_Given task:_ Without the pictures, reproduce the records that follow exactly.

Data records
━━━

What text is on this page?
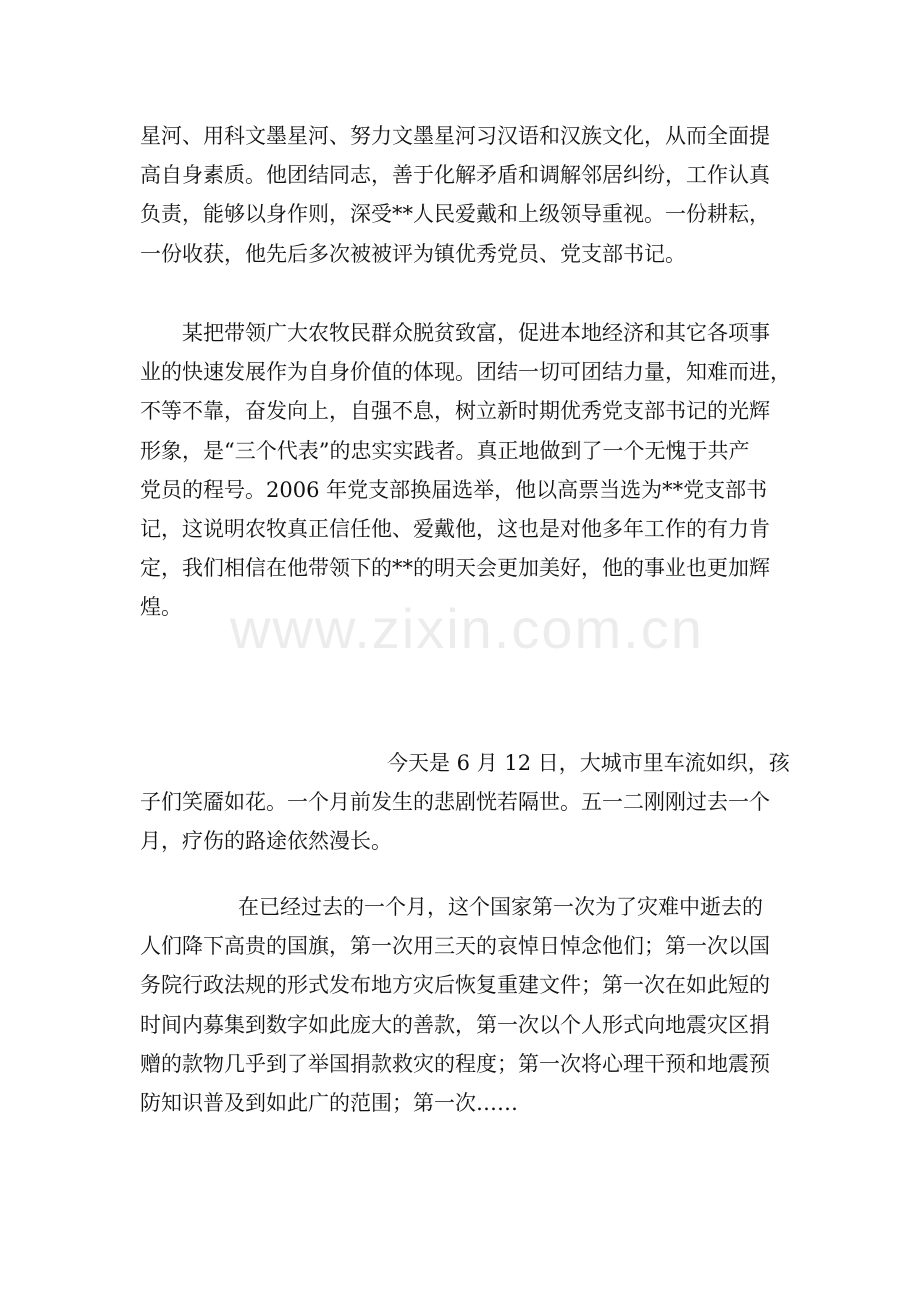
星河、用科文墨星河、努力文墨星河习汉语和汉族文化，从而全面提
高自身素质。他团结同志，善于化解矛盾和调解邻居纠纷，工作认真
负责，能够以身作则，深受**人民爱戴和上级领导重视。一份耕耘，
一份收获，他先后多次被被评为镇优秀党员、党支部书记。
某把带领广大农牧民群众脱贫致富，促进本地经济和其它各项事
业的快速发展作为自身价值的体现。团结一切可团结力量，知难而进，
不等不靠，奋发向上，自强不息，树立新时期优秀党支部书记的光辉
形象，是“三个代表”的忠实实践者。真正地做到了一个无愧于共产
党员的程号。2006 年党支部换届选举，他以高票当选为**党支部书
记，这说明农牧真正信任他、爱戴他，这也是对他多年工作的有力肯
定，我们相信在他带领下的**的明天会更加美好，他的事业也更加辉
煌。
今天是 6 月 12 日，大城市里车流如织，孩
子们笑靥如花。一个月前发生的悲剧恍若隔世。五一二刚刚过去一个
月，疗伤的路途依然漫长。
在已经过去的一个月，这个国家第一次为了灾难中逝去的
人们降下高贵的国旗，第一次用三天的哀悼日悼念他们；第一次以国
务院行政法规的形式发布地方灾后恢复重建文件；第一次在如此短的
时间内募集到数字如此庞大的善款，第一次以个人形式向地震灾区捐
赠的款物几乎到了举国捐款救灾的程度；第一次将心理干预和地震预
防知识普及到如此广的范围；第一次……
www.zixin.com.cn
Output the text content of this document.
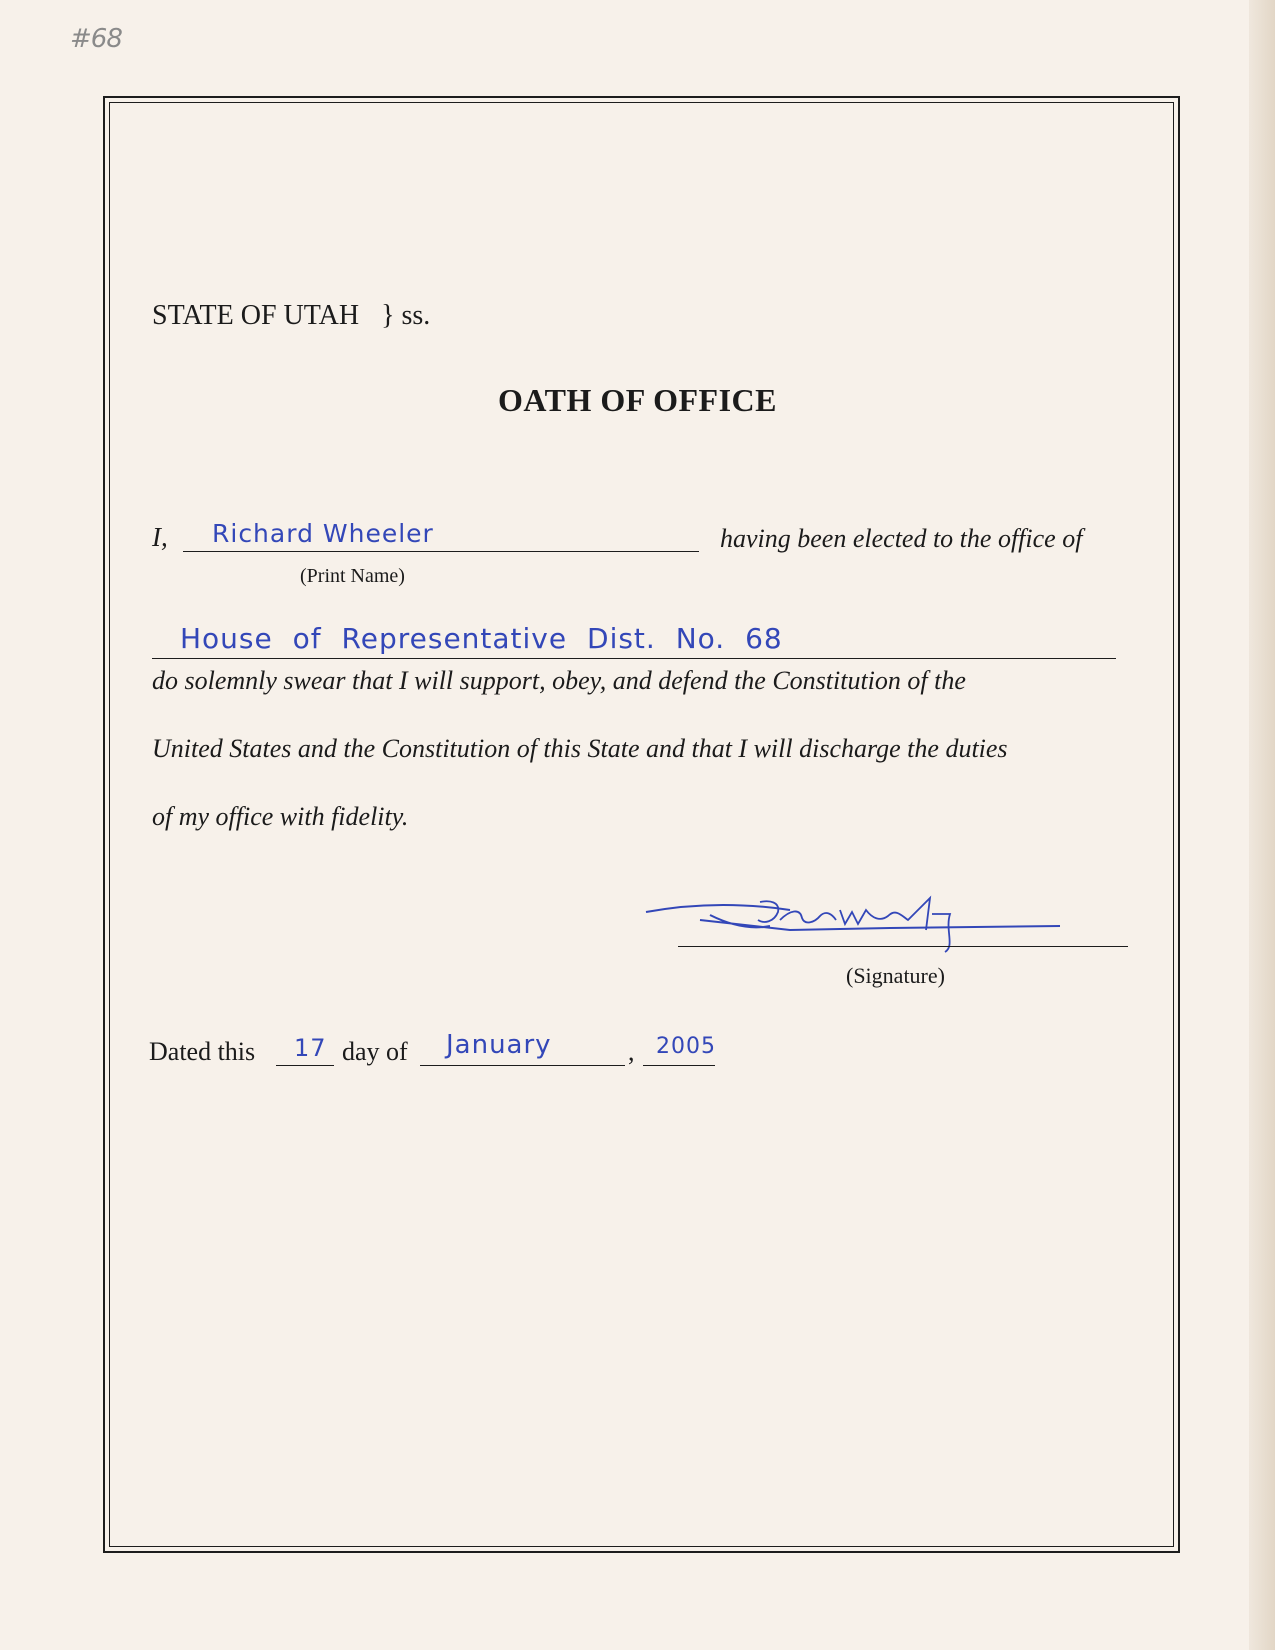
#68
STATE OF UTAH } ss.
OATH OF OFFICE
I, Richard Wheeler	having been elected to the office of
(Print Name)
House of Representative Dist. No. 68
do solemnly swear that I will support, obey, and defend the Constitution of the
United States and the Constitution of this State and that I will discharge the duties
of my office with fidelity.
(Signature)
Dated this 17 day of January	, 2005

━━━

_Task output:_
What text is on this page?
星河、用科文墨星河、努力文墨星河习汉语和汉族文化，从而全面提
高自身素质。他团结同志，善于化解矛盾和调解邻居纠纷，工作认真
负责，能够以身作则，深受**人民爱戴和上级领导重视。一份耕耘，
一份收获，他先后多次被被评为镇优秀党员、党支部书记。
某把带领广大农牧民群众脱贫致富，促进本地经济和其它各项事
业的快速发展作为自身价值的体现。团结一切可团结力量，知难而进，
不等不靠，奋发向上，自强不息，树立新时期优秀党支部书记的光辉
形象，是“三个代表”的忠实实践者。真正地做到了一个无愧于共产
党员的程号。2006 年党支部换届选举，他以高票当选为**党支部书
记，这说明农牧真正信任他、爱戴他，这也是对他多年工作的有力肯
定，我们相信在他带领下的**的明天会更加美好，他的事业也更加辉
煌。
今天是 6 月 12 日，大城市里车流如织，孩
子们笑靥如花。一个月前发生的悲剧恍若隔世。五一二刚刚过去一个
月，疗伤的路途依然漫长。
在已经过去的一个月，这个国家第一次为了灾难中逝去的
人们降下高贵的国旗，第一次用三天的哀悼日悼念他们；第一次以国
务院行政法规的形式发布地方灾后恢复重建文件；第一次在如此短的
时间内募集到数字如此庞大的善款，第一次以个人形式向地震灾区捐
赠的款物几乎到了举国捐款救灾的程度；第一次将心理干预和地震预
防知识普及到如此广的范围；第一次……
www.zixin.com.cn
Output the text content of this document.
#68
STATE OF UTAH } ss.
OATH OF OFFICE
I, Richard Wheeler	having been elected to the office of
(Print Name)
House of Representative Dist. No. 68
do solemnly swear that I will support, obey, and defend the Constitution of the
United States and the Constitution of this State and that I will discharge the duties
of my office with fidelity.
(Signature)
Dated this 17 day of January	, 2005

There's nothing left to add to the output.